## Problem statement
Pull out every line with the word "DGLAP" from the entries below.
* BEGIN Task material *
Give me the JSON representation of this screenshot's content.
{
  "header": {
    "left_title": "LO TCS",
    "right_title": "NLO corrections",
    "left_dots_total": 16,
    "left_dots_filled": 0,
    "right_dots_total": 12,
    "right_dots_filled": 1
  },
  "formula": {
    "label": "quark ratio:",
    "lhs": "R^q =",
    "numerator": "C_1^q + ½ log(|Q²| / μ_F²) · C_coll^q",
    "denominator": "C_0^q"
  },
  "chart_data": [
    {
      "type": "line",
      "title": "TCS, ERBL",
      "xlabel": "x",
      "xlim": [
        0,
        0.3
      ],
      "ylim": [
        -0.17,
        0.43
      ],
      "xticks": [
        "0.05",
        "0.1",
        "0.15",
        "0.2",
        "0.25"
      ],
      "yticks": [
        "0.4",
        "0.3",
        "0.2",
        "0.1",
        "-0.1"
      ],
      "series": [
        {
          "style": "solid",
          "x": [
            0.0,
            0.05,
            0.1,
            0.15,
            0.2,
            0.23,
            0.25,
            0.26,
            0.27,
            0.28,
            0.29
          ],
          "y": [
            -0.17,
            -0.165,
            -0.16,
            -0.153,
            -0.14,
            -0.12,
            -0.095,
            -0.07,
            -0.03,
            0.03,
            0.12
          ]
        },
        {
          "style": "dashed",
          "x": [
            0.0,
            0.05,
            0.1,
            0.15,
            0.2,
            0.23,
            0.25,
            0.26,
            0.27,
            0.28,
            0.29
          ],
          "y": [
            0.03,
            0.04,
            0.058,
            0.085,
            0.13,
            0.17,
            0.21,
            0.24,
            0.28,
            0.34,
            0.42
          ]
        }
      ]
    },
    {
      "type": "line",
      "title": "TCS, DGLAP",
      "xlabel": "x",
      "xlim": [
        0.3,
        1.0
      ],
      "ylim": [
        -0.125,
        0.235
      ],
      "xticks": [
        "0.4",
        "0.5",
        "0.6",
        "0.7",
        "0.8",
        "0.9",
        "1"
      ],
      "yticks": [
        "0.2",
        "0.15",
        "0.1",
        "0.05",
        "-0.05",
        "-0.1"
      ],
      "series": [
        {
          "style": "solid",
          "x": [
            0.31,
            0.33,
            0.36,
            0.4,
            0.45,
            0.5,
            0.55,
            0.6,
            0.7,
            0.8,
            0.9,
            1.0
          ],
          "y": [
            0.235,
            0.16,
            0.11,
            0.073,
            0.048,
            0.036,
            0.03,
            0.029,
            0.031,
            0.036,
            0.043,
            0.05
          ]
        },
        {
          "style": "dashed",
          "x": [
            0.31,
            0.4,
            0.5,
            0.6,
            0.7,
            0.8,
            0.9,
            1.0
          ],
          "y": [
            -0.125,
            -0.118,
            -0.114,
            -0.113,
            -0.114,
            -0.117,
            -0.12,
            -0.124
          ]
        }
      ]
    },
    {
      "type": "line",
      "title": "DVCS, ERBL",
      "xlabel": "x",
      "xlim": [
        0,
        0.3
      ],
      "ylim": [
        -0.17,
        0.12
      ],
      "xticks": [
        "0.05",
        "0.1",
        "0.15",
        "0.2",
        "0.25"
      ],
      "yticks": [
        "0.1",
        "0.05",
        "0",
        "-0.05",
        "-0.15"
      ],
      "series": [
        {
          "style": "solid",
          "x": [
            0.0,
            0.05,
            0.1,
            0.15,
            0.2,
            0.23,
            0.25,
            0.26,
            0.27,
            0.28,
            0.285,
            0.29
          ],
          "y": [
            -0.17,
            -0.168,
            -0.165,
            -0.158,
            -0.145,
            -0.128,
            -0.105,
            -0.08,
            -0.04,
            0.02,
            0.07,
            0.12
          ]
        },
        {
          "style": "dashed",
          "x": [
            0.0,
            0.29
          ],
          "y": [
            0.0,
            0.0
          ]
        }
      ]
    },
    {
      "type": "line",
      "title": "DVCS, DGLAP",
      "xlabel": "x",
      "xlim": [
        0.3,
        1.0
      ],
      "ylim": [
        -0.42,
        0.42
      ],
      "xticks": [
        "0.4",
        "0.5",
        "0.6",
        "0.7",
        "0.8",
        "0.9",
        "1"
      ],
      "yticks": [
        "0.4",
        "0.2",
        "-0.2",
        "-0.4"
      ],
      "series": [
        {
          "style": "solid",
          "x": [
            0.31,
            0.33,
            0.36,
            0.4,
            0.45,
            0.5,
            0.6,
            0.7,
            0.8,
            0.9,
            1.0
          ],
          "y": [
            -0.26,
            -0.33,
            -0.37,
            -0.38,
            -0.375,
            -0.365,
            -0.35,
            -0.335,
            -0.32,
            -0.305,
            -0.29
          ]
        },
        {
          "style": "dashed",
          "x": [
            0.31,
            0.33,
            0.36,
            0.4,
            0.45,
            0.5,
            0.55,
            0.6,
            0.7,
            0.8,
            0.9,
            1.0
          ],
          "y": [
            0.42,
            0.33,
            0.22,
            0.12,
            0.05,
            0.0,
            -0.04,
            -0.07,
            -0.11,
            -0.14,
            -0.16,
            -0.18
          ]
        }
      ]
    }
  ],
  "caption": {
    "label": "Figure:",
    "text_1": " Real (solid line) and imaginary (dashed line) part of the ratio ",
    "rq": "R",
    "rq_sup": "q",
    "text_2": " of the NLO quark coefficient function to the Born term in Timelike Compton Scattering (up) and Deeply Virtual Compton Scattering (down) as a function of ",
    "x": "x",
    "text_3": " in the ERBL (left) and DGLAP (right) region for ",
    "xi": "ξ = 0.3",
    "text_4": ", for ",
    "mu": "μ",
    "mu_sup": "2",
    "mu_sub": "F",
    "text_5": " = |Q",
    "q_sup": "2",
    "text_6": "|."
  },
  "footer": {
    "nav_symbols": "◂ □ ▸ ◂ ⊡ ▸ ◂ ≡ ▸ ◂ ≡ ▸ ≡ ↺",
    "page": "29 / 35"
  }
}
* END Task material *
* BEGIN Task material *
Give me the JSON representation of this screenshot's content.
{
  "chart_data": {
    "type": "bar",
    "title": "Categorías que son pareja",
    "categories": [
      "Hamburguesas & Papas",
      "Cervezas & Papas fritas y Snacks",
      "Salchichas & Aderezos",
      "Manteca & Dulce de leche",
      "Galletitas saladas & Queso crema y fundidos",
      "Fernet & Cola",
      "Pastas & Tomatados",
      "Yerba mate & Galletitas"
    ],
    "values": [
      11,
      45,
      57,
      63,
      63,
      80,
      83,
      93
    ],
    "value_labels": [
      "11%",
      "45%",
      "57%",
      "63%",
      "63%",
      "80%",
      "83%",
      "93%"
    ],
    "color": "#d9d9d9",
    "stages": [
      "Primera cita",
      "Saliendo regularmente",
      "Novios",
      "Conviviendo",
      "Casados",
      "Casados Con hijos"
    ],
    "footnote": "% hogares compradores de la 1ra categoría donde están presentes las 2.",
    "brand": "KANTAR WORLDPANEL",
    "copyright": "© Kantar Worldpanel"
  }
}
* END Task material *
## The completed task
      "title": "TCS, DGLAP",
      "title": "DVCS, DGLAP",
    "text_3": " in the ERBL (left) and DGLAP (right) region for ",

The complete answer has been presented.